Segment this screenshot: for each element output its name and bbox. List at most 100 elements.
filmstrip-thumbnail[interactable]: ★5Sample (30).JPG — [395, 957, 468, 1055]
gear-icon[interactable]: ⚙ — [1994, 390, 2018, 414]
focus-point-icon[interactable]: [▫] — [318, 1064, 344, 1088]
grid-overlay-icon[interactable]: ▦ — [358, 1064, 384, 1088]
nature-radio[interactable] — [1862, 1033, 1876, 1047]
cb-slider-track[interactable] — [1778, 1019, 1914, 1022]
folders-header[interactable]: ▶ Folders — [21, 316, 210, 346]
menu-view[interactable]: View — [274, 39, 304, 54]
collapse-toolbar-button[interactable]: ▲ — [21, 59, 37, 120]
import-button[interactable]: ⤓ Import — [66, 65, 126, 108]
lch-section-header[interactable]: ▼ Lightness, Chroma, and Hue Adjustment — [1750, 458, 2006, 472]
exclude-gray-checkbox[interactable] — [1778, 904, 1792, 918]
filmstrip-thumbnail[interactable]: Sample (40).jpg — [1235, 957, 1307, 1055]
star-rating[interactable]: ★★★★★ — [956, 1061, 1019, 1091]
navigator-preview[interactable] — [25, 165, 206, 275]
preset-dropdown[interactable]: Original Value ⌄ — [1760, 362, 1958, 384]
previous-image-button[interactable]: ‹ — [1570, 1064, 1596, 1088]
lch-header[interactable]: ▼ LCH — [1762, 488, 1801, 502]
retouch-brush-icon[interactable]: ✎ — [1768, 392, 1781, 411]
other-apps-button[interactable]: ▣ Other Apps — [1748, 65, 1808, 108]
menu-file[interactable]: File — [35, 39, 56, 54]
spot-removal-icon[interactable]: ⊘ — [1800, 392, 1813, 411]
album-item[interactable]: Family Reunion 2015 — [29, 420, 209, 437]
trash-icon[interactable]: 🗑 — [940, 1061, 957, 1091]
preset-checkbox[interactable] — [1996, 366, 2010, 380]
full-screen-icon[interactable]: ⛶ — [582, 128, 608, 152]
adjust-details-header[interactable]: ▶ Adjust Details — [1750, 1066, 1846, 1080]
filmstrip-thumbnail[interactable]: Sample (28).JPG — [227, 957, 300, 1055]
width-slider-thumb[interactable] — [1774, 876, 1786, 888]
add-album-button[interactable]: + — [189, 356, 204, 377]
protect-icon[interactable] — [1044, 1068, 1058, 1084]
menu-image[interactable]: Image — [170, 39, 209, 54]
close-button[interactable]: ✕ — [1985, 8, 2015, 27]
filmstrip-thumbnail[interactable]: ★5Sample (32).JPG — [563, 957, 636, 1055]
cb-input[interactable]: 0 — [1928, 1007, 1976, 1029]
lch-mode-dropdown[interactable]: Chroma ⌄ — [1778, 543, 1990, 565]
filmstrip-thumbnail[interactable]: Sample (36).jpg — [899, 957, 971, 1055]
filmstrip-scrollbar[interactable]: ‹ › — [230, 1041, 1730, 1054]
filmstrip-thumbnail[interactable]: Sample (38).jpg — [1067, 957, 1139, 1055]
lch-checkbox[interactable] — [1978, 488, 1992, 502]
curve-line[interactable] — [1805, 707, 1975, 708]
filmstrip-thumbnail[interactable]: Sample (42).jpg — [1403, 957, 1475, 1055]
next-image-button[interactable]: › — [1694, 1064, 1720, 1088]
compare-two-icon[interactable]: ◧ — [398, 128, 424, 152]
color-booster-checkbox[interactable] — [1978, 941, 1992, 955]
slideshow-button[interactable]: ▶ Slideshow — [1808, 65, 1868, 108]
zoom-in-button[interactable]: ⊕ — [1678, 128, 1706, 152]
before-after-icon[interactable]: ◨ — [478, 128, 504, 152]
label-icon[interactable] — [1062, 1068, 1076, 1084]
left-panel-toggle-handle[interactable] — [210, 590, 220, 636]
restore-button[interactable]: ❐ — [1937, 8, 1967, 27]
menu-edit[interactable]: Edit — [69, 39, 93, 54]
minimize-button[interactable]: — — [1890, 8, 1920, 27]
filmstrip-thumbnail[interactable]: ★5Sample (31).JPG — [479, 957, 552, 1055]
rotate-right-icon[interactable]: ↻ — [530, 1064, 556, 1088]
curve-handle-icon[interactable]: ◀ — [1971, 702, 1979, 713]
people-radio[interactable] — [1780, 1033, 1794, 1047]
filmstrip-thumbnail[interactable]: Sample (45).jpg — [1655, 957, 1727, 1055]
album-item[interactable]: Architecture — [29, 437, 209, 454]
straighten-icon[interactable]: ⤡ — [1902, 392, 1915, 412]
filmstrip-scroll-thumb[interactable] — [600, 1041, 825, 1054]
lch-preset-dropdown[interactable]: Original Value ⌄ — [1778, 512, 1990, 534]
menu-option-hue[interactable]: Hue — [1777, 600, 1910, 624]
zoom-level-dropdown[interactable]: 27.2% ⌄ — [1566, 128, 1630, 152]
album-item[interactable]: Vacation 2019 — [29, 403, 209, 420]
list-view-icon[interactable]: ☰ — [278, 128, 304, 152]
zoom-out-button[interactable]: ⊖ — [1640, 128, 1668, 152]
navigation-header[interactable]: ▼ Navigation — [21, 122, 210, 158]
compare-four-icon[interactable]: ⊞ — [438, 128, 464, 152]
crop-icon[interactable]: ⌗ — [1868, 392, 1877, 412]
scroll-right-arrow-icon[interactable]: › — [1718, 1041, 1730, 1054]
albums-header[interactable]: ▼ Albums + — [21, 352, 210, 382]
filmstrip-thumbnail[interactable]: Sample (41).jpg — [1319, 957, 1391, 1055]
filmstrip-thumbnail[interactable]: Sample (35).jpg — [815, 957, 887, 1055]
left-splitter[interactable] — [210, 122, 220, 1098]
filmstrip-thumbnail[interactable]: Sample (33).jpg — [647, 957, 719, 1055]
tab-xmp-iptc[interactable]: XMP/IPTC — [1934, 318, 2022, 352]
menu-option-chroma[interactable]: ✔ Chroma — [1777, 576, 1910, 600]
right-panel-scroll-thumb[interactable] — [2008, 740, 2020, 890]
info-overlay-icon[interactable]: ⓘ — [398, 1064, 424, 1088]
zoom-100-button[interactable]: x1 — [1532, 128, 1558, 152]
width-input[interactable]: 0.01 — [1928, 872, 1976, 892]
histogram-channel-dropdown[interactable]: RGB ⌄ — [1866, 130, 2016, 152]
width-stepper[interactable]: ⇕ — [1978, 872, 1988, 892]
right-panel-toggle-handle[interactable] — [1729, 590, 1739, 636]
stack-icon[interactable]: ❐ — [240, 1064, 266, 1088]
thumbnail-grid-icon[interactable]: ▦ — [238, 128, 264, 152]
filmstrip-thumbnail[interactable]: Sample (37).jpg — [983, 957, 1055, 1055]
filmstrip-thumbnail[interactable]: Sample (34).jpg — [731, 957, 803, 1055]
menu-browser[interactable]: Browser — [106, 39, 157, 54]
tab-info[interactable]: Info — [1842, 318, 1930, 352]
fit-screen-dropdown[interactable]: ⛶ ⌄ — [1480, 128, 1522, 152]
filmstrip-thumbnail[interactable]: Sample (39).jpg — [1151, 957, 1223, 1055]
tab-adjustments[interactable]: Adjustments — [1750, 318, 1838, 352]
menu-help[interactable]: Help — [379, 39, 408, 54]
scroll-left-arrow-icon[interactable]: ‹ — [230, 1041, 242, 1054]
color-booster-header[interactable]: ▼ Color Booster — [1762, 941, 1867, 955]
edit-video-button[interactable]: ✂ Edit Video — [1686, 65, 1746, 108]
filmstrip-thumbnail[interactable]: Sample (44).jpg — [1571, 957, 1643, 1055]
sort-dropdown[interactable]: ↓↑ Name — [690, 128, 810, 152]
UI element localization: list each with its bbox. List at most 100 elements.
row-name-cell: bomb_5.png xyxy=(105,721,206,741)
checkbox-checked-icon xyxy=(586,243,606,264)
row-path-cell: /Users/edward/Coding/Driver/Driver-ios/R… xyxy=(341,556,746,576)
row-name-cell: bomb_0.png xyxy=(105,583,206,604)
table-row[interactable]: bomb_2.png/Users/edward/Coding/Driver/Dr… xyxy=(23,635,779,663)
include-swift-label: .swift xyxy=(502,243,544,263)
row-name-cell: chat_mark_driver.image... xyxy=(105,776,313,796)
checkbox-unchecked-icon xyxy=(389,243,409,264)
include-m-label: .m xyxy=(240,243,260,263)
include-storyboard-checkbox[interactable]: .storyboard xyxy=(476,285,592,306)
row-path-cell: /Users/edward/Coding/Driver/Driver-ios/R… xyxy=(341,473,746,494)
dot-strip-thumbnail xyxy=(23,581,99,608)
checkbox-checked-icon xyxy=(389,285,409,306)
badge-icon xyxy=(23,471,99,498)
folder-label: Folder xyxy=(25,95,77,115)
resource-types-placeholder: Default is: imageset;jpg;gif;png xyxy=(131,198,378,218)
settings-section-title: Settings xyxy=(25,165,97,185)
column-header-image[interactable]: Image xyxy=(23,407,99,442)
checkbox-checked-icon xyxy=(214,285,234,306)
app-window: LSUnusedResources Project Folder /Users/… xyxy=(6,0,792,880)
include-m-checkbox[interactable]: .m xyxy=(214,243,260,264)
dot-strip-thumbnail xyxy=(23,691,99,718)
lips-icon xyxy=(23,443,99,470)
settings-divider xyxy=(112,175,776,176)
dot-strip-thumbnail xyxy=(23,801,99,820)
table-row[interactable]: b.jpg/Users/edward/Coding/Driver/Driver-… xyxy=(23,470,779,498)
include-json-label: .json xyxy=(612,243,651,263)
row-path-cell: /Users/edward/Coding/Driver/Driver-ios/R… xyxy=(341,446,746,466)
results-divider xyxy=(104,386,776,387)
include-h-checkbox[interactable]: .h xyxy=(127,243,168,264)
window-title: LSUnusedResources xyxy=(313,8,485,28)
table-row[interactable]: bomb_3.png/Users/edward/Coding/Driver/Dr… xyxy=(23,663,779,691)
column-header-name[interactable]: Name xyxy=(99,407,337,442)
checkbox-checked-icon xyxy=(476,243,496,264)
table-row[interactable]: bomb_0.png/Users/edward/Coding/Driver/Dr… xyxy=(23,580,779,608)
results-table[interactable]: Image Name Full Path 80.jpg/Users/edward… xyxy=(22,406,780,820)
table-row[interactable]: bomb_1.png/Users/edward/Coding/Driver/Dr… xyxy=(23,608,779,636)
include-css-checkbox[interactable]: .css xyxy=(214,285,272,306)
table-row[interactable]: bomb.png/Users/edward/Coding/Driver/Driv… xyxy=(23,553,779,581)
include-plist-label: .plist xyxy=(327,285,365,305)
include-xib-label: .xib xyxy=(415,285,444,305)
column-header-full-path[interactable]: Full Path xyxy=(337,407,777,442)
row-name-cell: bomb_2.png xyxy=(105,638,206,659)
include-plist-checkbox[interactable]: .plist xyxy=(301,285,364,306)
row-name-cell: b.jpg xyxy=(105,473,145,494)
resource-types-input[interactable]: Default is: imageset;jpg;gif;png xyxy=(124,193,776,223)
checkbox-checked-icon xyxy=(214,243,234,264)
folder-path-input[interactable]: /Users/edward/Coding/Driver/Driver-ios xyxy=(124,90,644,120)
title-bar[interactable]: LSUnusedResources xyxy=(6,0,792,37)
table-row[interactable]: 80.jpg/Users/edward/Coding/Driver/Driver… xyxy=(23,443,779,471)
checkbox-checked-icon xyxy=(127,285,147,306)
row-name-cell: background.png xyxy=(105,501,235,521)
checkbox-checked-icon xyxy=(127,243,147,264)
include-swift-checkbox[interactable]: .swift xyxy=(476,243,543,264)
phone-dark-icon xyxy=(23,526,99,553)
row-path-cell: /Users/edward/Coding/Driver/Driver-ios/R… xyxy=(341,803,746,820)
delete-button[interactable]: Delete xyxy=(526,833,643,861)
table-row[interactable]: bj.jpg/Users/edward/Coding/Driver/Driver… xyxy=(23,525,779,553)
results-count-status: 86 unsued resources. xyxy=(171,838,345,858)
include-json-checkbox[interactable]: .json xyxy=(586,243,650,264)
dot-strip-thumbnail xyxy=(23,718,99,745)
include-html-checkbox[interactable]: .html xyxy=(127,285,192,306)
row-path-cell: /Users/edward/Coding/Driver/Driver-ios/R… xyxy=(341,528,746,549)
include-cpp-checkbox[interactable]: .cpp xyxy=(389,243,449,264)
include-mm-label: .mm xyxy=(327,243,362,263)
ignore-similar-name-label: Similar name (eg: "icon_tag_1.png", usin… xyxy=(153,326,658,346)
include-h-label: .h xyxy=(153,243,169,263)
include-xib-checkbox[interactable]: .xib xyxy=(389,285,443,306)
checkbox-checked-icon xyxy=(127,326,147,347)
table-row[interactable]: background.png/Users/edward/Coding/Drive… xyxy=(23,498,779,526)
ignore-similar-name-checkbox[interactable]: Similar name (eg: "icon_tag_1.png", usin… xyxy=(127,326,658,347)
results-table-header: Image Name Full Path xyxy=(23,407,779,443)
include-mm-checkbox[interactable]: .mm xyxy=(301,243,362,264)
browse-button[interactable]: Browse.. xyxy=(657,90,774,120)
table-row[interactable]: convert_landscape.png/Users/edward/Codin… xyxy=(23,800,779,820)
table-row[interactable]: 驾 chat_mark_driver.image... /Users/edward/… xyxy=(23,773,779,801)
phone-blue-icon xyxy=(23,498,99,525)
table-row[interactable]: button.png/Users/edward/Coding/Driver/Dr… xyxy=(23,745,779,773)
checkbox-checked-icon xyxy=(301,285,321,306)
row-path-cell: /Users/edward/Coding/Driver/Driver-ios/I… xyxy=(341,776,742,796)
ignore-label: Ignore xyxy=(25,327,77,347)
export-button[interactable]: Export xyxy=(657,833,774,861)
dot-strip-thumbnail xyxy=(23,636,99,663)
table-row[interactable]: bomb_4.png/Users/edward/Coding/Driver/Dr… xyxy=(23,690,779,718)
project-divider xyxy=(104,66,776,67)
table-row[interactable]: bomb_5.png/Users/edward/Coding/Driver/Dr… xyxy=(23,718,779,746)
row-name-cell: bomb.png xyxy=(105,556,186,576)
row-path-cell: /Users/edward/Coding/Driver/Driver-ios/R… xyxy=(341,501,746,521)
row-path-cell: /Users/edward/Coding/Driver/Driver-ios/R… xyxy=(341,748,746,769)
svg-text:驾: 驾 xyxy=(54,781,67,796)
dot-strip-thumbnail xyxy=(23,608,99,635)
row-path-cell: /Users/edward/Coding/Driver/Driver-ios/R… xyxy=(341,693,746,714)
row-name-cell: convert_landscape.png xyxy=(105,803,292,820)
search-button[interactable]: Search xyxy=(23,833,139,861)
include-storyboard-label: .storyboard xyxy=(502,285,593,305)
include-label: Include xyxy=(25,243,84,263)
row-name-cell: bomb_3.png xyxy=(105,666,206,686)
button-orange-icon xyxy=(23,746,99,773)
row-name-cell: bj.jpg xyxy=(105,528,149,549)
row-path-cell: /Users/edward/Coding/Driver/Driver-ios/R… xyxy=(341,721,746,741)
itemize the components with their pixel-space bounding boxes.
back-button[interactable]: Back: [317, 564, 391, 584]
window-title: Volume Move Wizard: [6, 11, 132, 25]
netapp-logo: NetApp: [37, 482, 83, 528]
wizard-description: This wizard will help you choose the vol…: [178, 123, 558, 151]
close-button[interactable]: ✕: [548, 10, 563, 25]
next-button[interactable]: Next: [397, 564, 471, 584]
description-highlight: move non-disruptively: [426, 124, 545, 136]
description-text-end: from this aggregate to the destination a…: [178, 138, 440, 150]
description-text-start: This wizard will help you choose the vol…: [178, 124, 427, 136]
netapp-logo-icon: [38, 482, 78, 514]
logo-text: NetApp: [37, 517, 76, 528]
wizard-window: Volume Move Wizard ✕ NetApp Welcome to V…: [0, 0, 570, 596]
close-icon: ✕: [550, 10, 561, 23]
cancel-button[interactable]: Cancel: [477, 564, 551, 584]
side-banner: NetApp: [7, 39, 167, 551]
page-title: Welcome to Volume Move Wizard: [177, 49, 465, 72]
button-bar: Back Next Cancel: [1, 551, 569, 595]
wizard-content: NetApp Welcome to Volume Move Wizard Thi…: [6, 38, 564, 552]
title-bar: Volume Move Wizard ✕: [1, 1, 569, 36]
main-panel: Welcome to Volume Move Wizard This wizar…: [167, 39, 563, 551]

---

Can you give the data as a numbered list, from its first line through the line containing "close-button[interactable]: ✕ —", with blank lines left out?

1. Segment this screenshot: for each element output its name and bbox. List at most 100 elements.
2. filmstrip-thumbnail[interactable]: ★5Sample (30).JPG — [395, 957, 468, 1055]
3. gear-icon[interactable]: ⚙ — [1994, 390, 2018, 414]
4. focus-point-icon[interactable]: [▫] — [318, 1064, 344, 1088]
5. grid-overlay-icon[interactable]: ▦ — [358, 1064, 384, 1088]
6. nature-radio[interactable] — [1862, 1033, 1876, 1047]
7. cb-slider-track[interactable] — [1778, 1019, 1914, 1022]
8. folders-header[interactable]: ▶ Folders — [21, 316, 210, 346]
9. menu-view[interactable]: View — [274, 39, 304, 54]
10. collapse-toolbar-button[interactable]: ▲ — [21, 59, 37, 120]
11. import-button[interactable]: ⤓ Import — [66, 65, 126, 108]
12. lch-section-header[interactable]: ▼ Lightness, Chroma, and Hue Adjustment — [1750, 458, 2006, 472]
13. exclude-gray-checkbox[interactable] — [1778, 904, 1792, 918]
14. filmstrip-thumbnail[interactable]: Sample (40).jpg — [1235, 957, 1307, 1055]
15. star-rating[interactable]: ★★★★★ — [956, 1061, 1019, 1091]
16. navigator-preview[interactable] — [25, 165, 206, 275]
17. preset-dropdown[interactable]: Original Value ⌄ — [1760, 362, 1958, 384]
18. previous-image-button[interactable]: ‹ — [1570, 1064, 1596, 1088]
19. lch-header[interactable]: ▼ LCH — [1762, 488, 1801, 502]
20. retouch-brush-icon[interactable]: ✎ — [1768, 392, 1781, 411]
21. other-apps-button[interactable]: ▣ Other Apps — [1748, 65, 1808, 108]
22. menu-file[interactable]: File — [35, 39, 56, 54]
23. spot-removal-icon[interactable]: ⊘ — [1800, 392, 1813, 411]
24. album-item[interactable]: Family Reunion 2015 — [29, 420, 209, 437]
25. trash-icon[interactable]: 🗑 — [940, 1061, 957, 1091]
26. preset-checkbox[interactable] — [1996, 366, 2010, 380]
27. full-screen-icon[interactable]: ⛶ — [582, 128, 608, 152]
28. adjust-details-header[interactable]: ▶ Adjust Details — [1750, 1066, 1846, 1080]
29. filmstrip-thumbnail[interactable]: Sample (28).JPG — [227, 957, 300, 1055]
30. width-slider-thumb[interactable] — [1774, 876, 1786, 888]
31. add-album-button[interactable]: + — [189, 356, 204, 377]
32. protect-icon[interactable] — [1044, 1068, 1058, 1084]
33. menu-image[interactable]: Image — [170, 39, 209, 54]
34. close-button[interactable]: ✕ — [1985, 8, 2015, 27]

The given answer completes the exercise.